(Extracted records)
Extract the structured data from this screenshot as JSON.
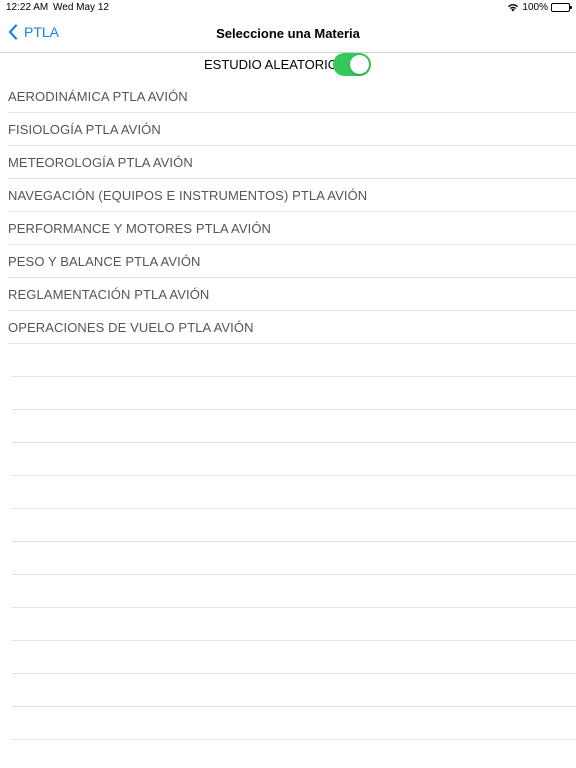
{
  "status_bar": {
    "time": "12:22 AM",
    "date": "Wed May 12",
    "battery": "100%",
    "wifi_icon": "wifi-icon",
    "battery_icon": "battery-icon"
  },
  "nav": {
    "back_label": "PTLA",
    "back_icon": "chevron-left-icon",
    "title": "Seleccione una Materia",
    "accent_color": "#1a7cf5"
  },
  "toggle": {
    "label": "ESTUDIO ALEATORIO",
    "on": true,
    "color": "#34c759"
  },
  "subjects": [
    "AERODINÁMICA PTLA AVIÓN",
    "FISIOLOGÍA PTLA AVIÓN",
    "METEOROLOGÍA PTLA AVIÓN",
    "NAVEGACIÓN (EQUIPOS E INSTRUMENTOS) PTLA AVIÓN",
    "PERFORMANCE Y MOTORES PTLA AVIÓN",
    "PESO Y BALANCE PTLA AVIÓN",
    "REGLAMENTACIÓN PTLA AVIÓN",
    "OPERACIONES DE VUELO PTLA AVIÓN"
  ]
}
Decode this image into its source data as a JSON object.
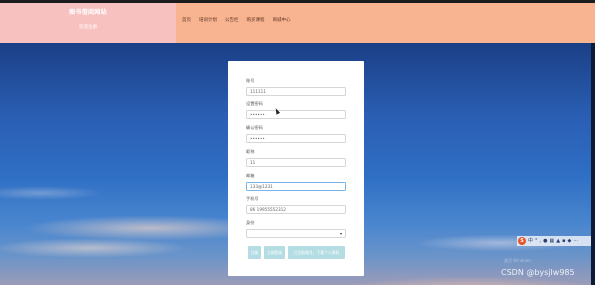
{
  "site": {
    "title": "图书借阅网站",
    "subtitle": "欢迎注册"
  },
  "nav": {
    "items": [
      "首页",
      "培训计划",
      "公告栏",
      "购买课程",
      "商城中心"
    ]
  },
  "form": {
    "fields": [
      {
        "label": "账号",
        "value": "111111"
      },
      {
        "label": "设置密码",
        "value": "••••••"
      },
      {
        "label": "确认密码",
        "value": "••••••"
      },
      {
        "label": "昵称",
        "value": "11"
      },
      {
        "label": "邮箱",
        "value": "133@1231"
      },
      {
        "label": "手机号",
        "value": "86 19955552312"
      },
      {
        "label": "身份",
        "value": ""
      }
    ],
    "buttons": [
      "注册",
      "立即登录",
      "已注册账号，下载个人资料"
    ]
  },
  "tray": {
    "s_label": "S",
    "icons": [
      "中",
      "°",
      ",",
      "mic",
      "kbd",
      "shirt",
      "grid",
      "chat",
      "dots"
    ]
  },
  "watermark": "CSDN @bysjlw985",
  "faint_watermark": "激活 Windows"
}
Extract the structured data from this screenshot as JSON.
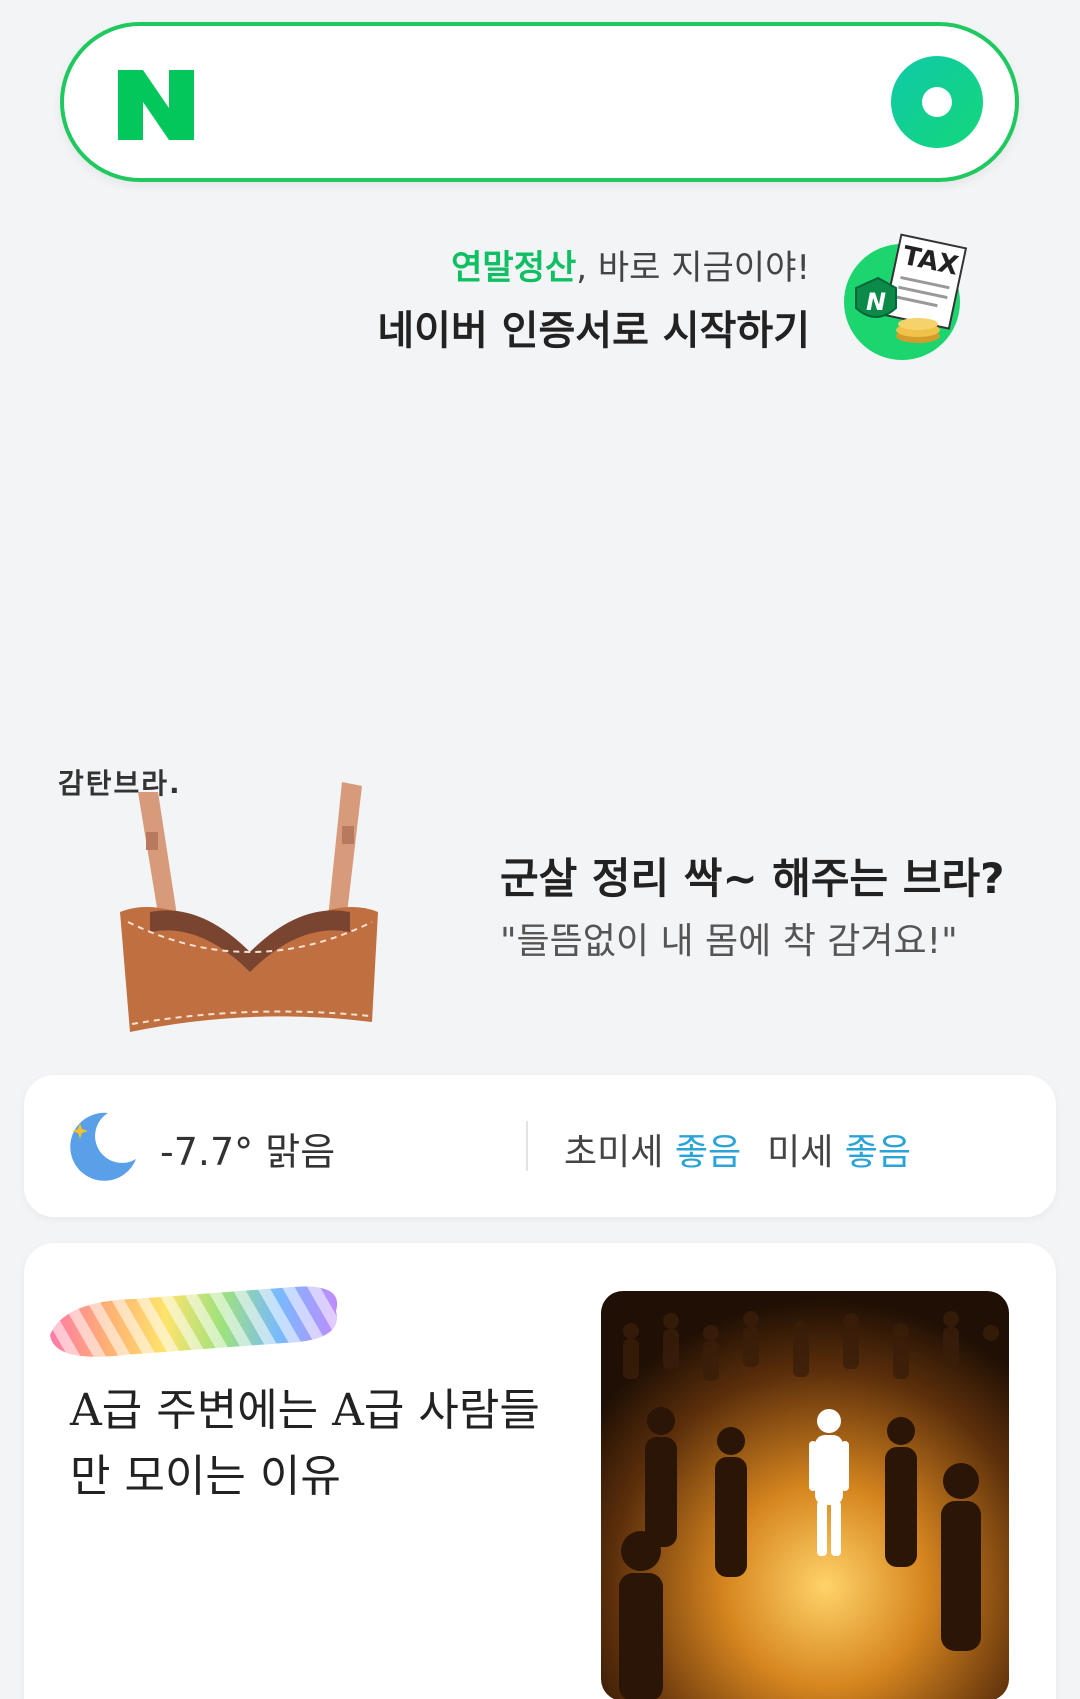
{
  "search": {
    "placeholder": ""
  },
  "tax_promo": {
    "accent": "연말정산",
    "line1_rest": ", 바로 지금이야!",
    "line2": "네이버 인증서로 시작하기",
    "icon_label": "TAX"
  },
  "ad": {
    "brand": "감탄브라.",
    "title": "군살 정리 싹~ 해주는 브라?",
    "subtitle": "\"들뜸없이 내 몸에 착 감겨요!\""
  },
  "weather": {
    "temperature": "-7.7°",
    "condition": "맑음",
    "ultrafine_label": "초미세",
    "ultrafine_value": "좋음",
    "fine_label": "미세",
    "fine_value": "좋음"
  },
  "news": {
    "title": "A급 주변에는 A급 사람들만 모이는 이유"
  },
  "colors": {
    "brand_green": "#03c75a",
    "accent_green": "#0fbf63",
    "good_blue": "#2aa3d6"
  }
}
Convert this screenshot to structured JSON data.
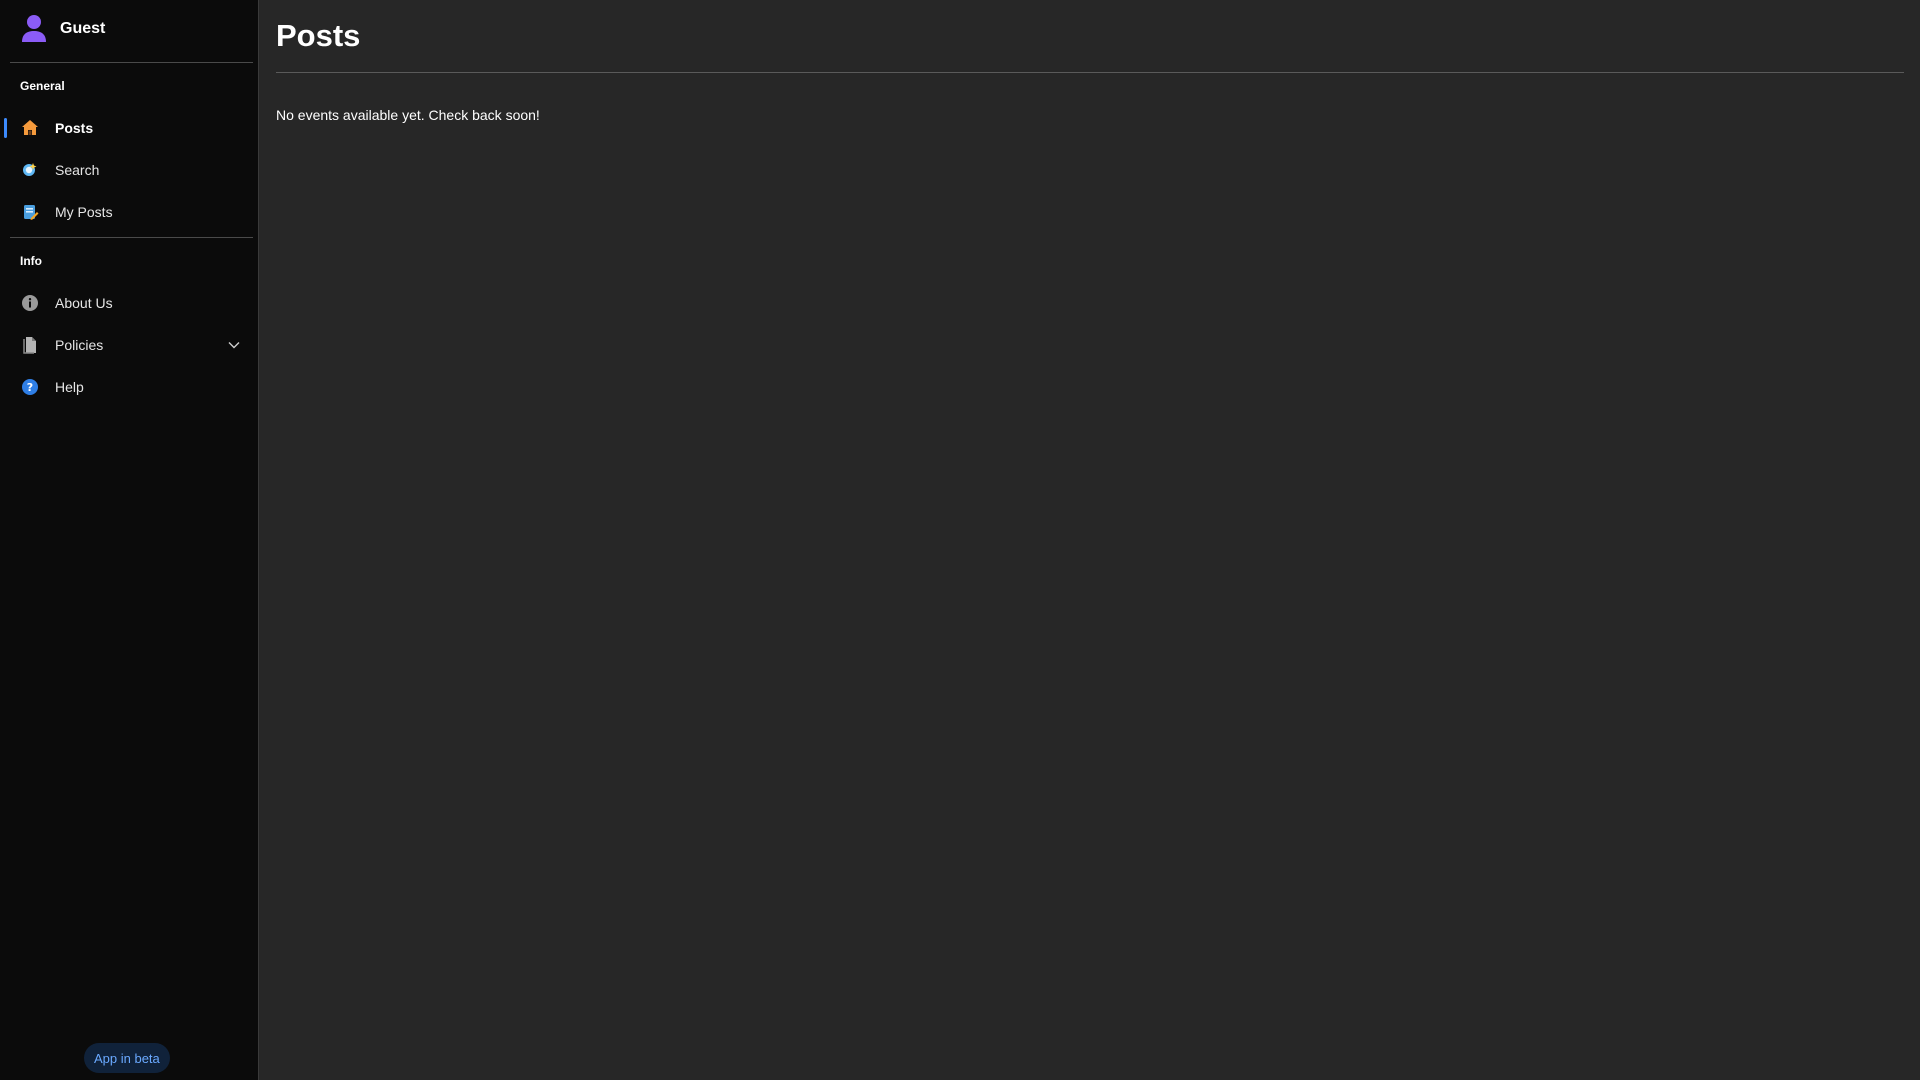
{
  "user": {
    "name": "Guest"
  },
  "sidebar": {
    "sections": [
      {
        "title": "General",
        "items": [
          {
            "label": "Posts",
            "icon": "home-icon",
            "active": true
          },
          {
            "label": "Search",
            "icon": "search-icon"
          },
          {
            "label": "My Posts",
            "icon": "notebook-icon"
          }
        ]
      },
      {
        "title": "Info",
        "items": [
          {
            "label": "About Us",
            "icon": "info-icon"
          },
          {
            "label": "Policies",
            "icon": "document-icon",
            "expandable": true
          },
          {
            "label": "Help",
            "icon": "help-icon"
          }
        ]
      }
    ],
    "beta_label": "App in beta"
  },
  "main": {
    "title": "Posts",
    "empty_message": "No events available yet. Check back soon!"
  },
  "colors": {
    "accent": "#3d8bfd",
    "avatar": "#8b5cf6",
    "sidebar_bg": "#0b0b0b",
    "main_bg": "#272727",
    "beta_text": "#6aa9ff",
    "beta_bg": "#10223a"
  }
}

**Goal of the exercise:** Starting at the line containing "Convert this screenshot", write out each line through the last one in the listing above, inclusive, and nothing else. Pictures are excluded from the copy.

**Output below:**
Convert this screenshot to structured JSON data.
{
  "user": {
    "name": "Guest"
  },
  "sidebar": {
    "sections": [
      {
        "title": "General",
        "items": [
          {
            "label": "Posts",
            "icon": "home-icon",
            "active": true
          },
          {
            "label": "Search",
            "icon": "search-icon"
          },
          {
            "label": "My Posts",
            "icon": "notebook-icon"
          }
        ]
      },
      {
        "title": "Info",
        "items": [
          {
            "label": "About Us",
            "icon": "info-icon"
          },
          {
            "label": "Policies",
            "icon": "document-icon",
            "expandable": true
          },
          {
            "label": "Help",
            "icon": "help-icon"
          }
        ]
      }
    ],
    "beta_label": "App in beta"
  },
  "main": {
    "title": "Posts",
    "empty_message": "No events available yet. Check back soon!"
  },
  "colors": {
    "accent": "#3d8bfd",
    "avatar": "#8b5cf6",
    "sidebar_bg": "#0b0b0b",
    "main_bg": "#272727",
    "beta_text": "#6aa9ff",
    "beta_bg": "#10223a"
  }
}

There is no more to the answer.